--- begin ---
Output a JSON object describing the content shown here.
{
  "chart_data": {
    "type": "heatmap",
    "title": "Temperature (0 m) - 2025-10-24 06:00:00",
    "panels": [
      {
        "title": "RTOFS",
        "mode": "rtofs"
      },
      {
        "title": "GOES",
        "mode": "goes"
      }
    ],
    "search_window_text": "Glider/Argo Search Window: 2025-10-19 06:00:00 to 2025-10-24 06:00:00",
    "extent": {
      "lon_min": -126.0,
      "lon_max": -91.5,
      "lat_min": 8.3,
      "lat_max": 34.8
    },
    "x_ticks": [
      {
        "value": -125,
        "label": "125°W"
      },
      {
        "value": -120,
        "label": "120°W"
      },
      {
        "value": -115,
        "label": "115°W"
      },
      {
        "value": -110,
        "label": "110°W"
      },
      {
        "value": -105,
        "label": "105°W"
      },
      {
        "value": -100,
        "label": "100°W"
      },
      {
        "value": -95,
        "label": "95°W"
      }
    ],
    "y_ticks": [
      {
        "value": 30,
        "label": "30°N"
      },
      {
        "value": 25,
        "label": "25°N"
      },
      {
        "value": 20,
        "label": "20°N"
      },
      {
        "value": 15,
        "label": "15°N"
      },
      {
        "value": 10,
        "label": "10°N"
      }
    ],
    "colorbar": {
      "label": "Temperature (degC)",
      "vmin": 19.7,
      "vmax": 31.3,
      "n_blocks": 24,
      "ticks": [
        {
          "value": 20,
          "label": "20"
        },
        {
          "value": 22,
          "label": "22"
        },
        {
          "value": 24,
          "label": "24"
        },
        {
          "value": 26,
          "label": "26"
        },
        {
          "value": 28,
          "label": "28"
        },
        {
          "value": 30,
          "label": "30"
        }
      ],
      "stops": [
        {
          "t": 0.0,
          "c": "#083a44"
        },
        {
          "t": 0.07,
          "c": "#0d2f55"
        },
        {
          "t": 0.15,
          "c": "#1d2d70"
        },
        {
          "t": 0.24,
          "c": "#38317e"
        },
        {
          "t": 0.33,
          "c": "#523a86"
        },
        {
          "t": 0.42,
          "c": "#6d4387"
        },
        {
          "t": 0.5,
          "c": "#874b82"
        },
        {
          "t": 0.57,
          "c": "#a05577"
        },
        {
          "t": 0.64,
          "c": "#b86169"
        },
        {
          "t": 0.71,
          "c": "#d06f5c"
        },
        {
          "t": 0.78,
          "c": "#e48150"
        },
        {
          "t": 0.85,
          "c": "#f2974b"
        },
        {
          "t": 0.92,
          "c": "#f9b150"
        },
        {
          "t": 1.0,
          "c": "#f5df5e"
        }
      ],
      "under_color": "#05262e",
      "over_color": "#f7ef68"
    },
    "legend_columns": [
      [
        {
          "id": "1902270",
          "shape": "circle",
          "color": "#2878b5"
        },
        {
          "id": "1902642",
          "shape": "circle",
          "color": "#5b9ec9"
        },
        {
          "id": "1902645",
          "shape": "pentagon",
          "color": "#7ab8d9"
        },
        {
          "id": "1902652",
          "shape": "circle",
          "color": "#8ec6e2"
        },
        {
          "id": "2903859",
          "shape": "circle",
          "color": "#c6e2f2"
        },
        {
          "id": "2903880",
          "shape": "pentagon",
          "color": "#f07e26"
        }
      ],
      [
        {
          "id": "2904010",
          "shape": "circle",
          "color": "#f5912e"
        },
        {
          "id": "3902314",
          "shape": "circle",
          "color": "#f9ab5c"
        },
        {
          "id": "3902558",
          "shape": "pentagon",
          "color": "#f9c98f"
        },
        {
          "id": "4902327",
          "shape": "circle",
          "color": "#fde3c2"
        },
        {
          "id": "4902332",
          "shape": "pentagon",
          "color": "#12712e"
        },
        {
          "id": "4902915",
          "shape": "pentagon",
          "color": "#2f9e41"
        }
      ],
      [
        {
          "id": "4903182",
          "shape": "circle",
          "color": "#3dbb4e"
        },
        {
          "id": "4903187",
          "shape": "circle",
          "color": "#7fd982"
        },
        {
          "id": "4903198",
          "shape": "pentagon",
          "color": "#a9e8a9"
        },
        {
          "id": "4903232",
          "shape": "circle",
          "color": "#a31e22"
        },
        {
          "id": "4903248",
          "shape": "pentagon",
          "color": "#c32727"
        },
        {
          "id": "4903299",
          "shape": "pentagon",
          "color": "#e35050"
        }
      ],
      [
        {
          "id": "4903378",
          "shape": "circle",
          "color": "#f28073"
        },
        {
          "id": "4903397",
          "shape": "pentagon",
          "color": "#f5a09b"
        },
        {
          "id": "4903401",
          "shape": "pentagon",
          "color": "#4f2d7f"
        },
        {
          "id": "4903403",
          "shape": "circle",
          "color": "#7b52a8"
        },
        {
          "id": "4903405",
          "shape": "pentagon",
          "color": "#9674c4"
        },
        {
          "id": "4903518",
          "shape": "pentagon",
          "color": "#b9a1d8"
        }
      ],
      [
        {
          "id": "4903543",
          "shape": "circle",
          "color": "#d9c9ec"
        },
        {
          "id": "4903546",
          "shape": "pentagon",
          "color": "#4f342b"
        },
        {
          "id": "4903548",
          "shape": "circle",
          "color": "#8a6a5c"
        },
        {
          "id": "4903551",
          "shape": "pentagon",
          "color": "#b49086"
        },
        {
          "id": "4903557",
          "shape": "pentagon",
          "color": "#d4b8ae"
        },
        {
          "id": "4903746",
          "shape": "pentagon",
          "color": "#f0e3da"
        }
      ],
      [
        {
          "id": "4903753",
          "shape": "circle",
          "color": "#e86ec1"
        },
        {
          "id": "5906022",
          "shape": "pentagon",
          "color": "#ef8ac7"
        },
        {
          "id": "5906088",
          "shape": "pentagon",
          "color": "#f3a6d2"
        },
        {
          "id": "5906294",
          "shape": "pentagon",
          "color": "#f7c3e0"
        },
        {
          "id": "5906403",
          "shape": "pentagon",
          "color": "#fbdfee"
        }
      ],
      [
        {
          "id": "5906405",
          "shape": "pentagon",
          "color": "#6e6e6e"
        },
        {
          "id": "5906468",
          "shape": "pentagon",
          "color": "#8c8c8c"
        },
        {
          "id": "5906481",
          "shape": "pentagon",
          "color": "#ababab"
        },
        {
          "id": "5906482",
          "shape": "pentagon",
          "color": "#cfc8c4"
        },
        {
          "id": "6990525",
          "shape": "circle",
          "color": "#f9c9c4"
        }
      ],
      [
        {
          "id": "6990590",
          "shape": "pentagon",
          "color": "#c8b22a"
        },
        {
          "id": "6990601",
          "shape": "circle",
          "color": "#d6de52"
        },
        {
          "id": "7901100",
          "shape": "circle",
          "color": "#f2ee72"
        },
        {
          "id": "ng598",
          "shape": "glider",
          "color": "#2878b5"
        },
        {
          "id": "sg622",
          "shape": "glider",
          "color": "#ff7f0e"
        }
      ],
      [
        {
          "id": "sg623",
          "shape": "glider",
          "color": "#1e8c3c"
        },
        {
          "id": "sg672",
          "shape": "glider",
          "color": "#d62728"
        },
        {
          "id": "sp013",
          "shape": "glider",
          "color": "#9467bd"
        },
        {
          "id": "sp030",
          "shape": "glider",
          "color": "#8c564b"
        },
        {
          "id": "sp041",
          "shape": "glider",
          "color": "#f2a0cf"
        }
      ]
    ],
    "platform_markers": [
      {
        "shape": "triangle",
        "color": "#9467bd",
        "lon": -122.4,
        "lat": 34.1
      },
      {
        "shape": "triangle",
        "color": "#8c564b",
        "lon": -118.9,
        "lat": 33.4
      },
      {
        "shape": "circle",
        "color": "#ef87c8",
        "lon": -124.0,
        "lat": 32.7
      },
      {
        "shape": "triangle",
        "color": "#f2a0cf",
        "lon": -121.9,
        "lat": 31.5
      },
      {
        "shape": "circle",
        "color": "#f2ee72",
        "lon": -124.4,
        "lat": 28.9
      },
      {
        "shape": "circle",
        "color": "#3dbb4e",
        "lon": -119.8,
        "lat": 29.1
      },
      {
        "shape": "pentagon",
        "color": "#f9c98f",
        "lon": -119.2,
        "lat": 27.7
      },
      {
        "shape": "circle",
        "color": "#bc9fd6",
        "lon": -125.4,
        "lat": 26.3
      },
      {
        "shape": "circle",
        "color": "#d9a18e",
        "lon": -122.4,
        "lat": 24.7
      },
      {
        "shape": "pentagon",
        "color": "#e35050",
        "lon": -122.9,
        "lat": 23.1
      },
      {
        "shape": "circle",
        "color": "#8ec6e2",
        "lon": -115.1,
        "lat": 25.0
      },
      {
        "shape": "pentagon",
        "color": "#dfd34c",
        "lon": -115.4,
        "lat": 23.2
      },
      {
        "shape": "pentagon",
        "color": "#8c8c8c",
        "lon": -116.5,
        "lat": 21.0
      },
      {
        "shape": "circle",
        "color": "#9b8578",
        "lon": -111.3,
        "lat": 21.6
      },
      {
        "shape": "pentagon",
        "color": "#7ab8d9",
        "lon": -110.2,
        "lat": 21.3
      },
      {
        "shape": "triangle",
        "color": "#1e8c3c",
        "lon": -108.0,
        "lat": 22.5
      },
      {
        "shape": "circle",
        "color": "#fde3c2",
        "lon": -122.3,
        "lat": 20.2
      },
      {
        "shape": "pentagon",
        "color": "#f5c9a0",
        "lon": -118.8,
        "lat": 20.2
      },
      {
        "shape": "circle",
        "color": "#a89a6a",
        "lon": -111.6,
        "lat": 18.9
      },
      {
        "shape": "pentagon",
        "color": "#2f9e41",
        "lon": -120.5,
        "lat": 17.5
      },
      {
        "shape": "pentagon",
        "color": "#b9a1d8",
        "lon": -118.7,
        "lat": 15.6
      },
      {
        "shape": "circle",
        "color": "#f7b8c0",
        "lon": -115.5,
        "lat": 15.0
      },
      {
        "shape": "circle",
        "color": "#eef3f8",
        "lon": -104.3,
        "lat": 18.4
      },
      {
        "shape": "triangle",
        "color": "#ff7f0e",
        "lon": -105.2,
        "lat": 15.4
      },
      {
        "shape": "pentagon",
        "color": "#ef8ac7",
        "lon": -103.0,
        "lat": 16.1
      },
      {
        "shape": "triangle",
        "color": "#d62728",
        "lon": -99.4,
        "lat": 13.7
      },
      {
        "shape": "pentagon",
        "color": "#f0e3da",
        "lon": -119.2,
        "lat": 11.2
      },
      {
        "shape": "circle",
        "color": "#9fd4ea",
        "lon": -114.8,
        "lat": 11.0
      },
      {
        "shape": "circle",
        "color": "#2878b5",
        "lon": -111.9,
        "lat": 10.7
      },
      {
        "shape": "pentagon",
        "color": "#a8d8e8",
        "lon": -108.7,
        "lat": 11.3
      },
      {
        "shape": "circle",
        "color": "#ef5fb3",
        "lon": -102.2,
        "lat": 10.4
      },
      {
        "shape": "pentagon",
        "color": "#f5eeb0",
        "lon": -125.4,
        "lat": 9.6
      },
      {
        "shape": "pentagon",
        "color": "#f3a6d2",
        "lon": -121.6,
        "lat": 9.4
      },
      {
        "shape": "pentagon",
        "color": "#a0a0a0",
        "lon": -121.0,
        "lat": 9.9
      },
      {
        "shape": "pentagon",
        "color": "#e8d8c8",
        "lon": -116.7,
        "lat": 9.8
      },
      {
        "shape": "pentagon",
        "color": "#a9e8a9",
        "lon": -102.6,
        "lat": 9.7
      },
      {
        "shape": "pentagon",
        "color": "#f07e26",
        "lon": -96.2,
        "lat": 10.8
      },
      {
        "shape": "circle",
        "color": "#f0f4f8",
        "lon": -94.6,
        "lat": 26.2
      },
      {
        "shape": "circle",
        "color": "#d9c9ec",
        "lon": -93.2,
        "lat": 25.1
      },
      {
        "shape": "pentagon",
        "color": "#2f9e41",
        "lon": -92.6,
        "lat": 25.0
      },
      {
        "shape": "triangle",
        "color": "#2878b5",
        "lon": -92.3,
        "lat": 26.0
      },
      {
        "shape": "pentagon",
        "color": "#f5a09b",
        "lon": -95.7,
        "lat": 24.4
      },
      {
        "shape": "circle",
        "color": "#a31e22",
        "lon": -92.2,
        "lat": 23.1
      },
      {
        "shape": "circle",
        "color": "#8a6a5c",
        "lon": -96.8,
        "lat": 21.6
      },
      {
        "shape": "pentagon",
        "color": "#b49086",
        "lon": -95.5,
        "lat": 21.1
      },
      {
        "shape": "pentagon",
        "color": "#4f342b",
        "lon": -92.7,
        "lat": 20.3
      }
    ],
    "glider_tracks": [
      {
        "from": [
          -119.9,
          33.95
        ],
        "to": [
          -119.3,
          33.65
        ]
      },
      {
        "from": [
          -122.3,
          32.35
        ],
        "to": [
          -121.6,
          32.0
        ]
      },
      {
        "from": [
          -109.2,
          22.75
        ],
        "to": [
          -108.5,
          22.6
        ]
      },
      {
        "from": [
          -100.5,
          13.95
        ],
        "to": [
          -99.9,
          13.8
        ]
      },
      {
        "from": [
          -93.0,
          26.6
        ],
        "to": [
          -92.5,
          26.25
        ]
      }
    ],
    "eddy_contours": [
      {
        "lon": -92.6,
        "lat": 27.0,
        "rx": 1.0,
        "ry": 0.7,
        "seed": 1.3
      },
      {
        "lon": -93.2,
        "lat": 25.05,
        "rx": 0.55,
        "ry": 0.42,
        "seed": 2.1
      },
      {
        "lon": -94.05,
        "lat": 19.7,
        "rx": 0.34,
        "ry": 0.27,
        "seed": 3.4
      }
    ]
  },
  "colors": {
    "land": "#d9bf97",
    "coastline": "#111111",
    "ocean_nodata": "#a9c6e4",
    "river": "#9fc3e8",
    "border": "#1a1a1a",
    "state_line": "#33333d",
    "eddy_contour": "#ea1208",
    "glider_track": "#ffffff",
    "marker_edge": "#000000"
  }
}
--- end ---
■ Problem description: Search the data for the string "title". List each line that has it.

■ Completed task:
    "title": "Temperature (0 m) - 2025-10-24 06:00:00",
        "title": "RTOFS",
        "title": "GOES",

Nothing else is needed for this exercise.